_Written exercise_:
Extract the listing in its entirety, keeping each line identical to the original.

Figure dataset records

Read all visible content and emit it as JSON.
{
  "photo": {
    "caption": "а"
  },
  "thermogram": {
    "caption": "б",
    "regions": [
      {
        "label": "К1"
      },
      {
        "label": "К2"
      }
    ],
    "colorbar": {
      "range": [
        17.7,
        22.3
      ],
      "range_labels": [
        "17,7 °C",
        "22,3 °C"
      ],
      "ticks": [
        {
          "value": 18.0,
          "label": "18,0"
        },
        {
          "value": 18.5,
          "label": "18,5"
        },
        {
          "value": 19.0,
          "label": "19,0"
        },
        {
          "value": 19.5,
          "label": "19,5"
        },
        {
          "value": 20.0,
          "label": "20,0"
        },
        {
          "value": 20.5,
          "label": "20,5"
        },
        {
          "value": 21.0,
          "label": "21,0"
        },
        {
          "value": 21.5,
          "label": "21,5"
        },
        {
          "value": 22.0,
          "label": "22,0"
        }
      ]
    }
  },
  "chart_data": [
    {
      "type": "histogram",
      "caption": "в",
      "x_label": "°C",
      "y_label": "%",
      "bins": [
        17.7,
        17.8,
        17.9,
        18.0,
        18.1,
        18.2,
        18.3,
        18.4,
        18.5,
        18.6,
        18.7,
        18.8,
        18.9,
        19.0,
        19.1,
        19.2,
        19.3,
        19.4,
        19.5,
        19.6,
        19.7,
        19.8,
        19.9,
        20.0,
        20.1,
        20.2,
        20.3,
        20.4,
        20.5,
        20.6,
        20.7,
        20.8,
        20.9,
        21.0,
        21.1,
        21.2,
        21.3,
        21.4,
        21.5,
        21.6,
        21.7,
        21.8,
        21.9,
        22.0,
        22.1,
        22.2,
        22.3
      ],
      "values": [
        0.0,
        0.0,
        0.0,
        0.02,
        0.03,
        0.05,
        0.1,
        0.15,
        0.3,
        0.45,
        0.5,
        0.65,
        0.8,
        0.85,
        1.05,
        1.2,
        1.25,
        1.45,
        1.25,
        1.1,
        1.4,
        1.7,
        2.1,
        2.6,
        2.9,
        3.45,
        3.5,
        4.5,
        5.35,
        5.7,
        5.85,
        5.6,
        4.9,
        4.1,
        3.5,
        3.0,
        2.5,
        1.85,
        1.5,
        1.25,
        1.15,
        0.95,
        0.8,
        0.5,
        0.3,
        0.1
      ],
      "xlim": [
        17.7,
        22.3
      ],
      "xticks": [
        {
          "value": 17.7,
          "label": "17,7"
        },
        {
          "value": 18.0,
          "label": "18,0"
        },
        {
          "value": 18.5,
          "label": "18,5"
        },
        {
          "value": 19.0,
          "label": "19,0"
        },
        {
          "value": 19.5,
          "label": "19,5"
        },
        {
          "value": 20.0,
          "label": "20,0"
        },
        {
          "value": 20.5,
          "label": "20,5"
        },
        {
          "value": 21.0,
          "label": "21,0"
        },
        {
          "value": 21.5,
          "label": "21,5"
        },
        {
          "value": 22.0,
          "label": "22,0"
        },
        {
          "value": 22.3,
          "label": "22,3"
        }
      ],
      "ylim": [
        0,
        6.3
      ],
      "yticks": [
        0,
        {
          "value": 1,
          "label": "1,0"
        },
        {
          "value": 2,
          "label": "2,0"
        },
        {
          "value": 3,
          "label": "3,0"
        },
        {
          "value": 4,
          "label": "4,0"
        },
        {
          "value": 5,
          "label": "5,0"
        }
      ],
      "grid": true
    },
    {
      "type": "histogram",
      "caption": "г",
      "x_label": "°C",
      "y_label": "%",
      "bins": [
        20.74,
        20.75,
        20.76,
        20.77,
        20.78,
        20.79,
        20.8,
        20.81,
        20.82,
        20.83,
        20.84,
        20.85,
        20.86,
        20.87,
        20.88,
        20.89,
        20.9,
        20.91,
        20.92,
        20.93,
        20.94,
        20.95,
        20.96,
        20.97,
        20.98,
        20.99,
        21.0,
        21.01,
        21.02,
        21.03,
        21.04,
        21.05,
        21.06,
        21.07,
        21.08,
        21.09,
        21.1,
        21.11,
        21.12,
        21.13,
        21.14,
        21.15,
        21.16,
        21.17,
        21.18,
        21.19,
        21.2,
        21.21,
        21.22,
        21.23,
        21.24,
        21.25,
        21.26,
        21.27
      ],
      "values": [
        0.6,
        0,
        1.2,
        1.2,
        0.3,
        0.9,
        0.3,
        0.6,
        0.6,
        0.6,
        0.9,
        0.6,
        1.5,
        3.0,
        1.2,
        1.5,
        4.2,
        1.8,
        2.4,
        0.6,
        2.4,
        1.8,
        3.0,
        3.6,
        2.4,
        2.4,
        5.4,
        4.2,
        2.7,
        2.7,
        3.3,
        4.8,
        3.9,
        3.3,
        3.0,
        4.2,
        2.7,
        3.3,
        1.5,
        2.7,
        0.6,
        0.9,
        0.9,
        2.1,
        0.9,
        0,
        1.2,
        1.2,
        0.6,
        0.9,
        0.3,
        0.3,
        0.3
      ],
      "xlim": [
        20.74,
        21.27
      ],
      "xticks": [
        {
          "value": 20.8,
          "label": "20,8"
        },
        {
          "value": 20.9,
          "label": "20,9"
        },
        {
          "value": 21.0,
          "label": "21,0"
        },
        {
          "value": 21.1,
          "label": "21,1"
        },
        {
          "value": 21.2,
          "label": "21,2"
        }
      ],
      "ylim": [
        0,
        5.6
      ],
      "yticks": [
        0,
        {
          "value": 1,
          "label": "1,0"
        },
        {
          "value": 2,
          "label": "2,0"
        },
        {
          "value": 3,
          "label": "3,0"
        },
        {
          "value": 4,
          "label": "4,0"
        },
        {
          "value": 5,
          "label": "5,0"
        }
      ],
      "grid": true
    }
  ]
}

_Problem solution_:
Read all visible content and emit it as JSON.
{
  "photo": {
    "caption": "а"
  },
  "thermogram": {
    "caption": "б",
    "regions": [
      {
        "label": "К1"
      },
      {
        "label": "К2"
      }
    ],
    "colorbar": {
      "range": [
        17.7,
        22.3
      ],
      "range_labels": [
        "17,7 °C",
        "22,3 °C"
      ],
      "ticks": [
        {
          "value": 18.0,
          "label": "18,0"
        },
        {
          "value": 18.5,
          "label": "18,5"
        },
        {
          "value": 19.0,
          "label": "19,0"
        },
        {
          "value": 19.5,
          "label": "19,5"
        },
        {
          "value": 20.0,
          "label": "20,0"
        },
        {
          "value": 20.5,
          "label": "20,5"
        },
        {
          "value": 21.0,
          "label": "21,0"
        },
        {
          "value": 21.5,
          "label": "21,5"
        },
        {
          "value": 22.0,
          "label": "22,0"
        }
      ]
    }
  },
  "chart_data": [
    {
      "type": "histogram",
      "caption": "в",
      "x_label": "°C",
      "y_label": "%",
      "bins": [
        17.7,
        17.8,
        17.9,
        18.0,
        18.1,
        18.2,
        18.3,
        18.4,
        18.5,
        18.6,
        18.7,
        18.8,
        18.9,
        19.0,
        19.1,
        19.2,
        19.3,
        19.4,
        19.5,
        19.6,
        19.7,
        19.8,
        19.9,
        20.0,
        20.1,
        20.2,
        20.3,
        20.4,
        20.5,
        20.6,
        20.7,
        20.8,
        20.9,
        21.0,
        21.1,
        21.2,
        21.3,
        21.4,
        21.5,
        21.6,
        21.7,
        21.8,
        21.9,
        22.0,
        22.1,
        22.2,
        22.3
      ],
      "values": [
        0.0,
        0.0,
        0.0,
        0.02,
        0.03,
        0.05,
        0.1,
        0.15,
        0.3,
        0.45,
        0.5,
        0.65,
        0.8,
        0.85,
        1.05,
        1.2,
        1.25,
        1.45,
        1.25,
        1.1,
        1.4,
        1.7,
        2.1,
        2.6,
        2.9,
        3.45,
        3.5,
        4.5,
        5.35,
        5.7,
        5.85,
        5.6,
        4.9,
        4.1,
        3.5,
        3.0,
        2.5,
        1.85,
        1.5,
        1.25,
        1.15,
        0.95,
        0.8,
        0.5,
        0.3,
        0.1
      ],
      "xlim": [
        17.7,
        22.3
      ],
      "xticks": [
        {
          "value": 17.7,
          "label": "17,7"
        },
        {
          "value": 18.0,
          "label": "18,0"
        },
        {
          "value": 18.5,
          "label": "18,5"
        },
        {
          "value": 19.0,
          "label": "19,0"
        },
        {
          "value": 19.5,
          "label": "19,5"
        },
        {
          "value": 20.0,
          "label": "20,0"
        },
        {
          "value": 20.5,
          "label": "20,5"
        },
        {
          "value": 21.0,
          "label": "21,0"
        },
        {
          "value": 21.5,
          "label": "21,5"
        },
        {
          "value": 22.0,
          "label": "22,0"
        },
        {
          "value": 22.3,
          "label": "22,3"
        }
      ],
      "ylim": [
        0,
        6.3
      ],
      "yticks": [
        0,
        {
          "value": 1,
          "label": "1,0"
        },
        {
          "value": 2,
          "label": "2,0"
        },
        {
          "value": 3,
          "label": "3,0"
        },
        {
          "value": 4,
          "label": "4,0"
        },
        {
          "value": 5,
          "label": "5,0"
        }
      ],
      "grid": true
    },
    {
      "type": "histogram",
      "caption": "г",
      "x_label": "°C",
      "y_label": "%",
      "bins": [
        20.74,
        20.75,
        20.76,
        20.77,
        20.78,
        20.79,
        20.8,
        20.81,
        20.82,
        20.83,
        20.84,
        20.85,
        20.86,
        20.87,
        20.88,
        20.89,
        20.9,
        20.91,
        20.92,
        20.93,
        20.94,
        20.95,
        20.96,
        20.97,
        20.98,
        20.99,
        21.0,
        21.01,
        21.02,
        21.03,
        21.04,
        21.05,
        21.06,
        21.07,
        21.08,
        21.09,
        21.1,
        21.11,
        21.12,
        21.13,
        21.14,
        21.15,
        21.16,
        21.17,
        21.18,
        21.19,
        21.2,
        21.21,
        21.22,
        21.23,
        21.24,
        21.25,
        21.26,
        21.27
      ],
      "values": [
        0.6,
        0,
        1.2,
        1.2,
        0.3,
        0.9,
        0.3,
        0.6,
        0.6,
        0.6,
        0.9,
        0.6,
        1.5,
        3.0,
        1.2,
        1.5,
        4.2,
        1.8,
        2.4,
        0.6,
        2.4,
        1.8,
        3.0,
        3.6,
        2.4,
        2.4,
        5.4,
        4.2,
        2.7,
        2.7,
        3.3,
        4.8,
        3.9,
        3.3,
        3.0,
        4.2,
        2.7,
        3.3,
        1.5,
        2.7,
        0.6,
        0.9,
        0.9,
        2.1,
        0.9,
        0,
        1.2,
        1.2,
        0.6,
        0.9,
        0.3,
        0.3,
        0.3
      ],
      "xlim": [
        20.74,
        21.27
      ],
      "xticks": [
        {
          "value": 20.8,
          "label": "20,8"
        },
        {
          "value": 20.9,
          "label": "20,9"
        },
        {
          "value": 21.0,
          "label": "21,0"
        },
        {
          "value": 21.1,
          "label": "21,1"
        },
        {
          "value": 21.2,
          "label": "21,2"
        }
      ],
      "ylim": [
        0,
        5.6
      ],
      "yticks": [
        0,
        {
          "value": 1,
          "label": "1,0"
        },
        {
          "value": 2,
          "label": "2,0"
        },
        {
          "value": 3,
          "label": "3,0"
        },
        {
          "value": 4,
          "label": "4,0"
        },
        {
          "value": 5,
          "label": "5,0"
        }
      ],
      "grid": true
    }
  ]
}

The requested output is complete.